WRITTEN INSTRUCTION | Copy out each line of the material below with no changes.

** start **

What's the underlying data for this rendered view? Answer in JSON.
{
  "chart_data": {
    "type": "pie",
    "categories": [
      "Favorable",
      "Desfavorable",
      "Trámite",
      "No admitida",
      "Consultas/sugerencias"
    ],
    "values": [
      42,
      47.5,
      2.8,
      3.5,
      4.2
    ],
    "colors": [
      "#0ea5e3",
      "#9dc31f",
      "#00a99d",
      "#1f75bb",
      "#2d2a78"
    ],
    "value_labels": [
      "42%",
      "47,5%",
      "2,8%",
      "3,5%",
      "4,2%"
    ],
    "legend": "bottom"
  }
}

** end **

RESPONSE TO THIS EXERCISE |
What's the underlying data for this rendered view? Answer in JSON.
{
  "chart_data": {
    "type": "pie",
    "categories": [
      "Favorable",
      "Desfavorable",
      "Trámite",
      "No admitida",
      "Consultas/sugerencias"
    ],
    "values": [
      42,
      47.5,
      2.8,
      3.5,
      4.2
    ],
    "colors": [
      "#0ea5e3",
      "#9dc31f",
      "#00a99d",
      "#1f75bb",
      "#2d2a78"
    ],
    "value_labels": [
      "42%",
      "47,5%",
      "2,8%",
      "3,5%",
      "4,2%"
    ],
    "legend": "bottom"
  }
}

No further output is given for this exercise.